For the listing below, give the count of lines containing "Compressive", and no other text.

▬▬▬

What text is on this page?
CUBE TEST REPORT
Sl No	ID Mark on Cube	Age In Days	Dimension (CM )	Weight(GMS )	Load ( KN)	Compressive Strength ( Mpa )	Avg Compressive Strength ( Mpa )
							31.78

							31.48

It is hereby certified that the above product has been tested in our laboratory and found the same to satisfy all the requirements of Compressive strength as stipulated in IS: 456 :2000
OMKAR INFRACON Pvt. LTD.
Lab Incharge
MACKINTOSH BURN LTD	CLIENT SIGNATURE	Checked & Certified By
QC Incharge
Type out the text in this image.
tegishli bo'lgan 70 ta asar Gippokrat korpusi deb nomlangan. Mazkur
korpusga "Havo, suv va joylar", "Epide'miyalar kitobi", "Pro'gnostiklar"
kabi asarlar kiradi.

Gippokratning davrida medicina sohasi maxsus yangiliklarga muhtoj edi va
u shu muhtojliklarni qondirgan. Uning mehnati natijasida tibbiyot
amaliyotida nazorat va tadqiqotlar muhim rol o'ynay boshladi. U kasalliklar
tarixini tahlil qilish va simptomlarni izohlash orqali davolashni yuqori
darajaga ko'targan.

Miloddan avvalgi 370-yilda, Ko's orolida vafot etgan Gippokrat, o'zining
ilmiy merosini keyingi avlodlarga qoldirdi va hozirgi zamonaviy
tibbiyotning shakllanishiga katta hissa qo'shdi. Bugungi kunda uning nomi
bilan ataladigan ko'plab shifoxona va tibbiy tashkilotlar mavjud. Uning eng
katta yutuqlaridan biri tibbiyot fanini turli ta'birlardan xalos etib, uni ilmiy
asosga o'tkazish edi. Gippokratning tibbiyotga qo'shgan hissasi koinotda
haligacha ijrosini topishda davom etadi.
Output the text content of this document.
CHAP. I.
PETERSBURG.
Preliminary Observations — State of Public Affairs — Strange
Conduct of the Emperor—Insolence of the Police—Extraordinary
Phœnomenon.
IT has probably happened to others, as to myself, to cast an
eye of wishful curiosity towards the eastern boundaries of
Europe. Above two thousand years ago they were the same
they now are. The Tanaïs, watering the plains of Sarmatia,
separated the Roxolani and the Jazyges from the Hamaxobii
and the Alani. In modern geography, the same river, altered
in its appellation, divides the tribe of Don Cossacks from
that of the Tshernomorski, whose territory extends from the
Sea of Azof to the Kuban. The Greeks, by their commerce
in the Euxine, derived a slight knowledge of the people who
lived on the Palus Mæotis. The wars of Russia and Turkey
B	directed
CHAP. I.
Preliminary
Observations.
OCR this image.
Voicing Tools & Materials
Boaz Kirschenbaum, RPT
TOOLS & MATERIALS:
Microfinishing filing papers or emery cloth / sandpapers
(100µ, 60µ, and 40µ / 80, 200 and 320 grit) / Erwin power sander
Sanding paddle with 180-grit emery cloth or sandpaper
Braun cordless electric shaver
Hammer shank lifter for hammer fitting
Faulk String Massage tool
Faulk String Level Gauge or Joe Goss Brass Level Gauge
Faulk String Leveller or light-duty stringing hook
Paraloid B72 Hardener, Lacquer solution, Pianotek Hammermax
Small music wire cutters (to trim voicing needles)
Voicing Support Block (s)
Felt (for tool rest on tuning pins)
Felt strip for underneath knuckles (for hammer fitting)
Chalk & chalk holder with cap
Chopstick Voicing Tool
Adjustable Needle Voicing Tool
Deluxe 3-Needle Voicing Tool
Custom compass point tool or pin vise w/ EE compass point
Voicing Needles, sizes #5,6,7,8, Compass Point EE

▬▬▬

→ **Result for this task**
2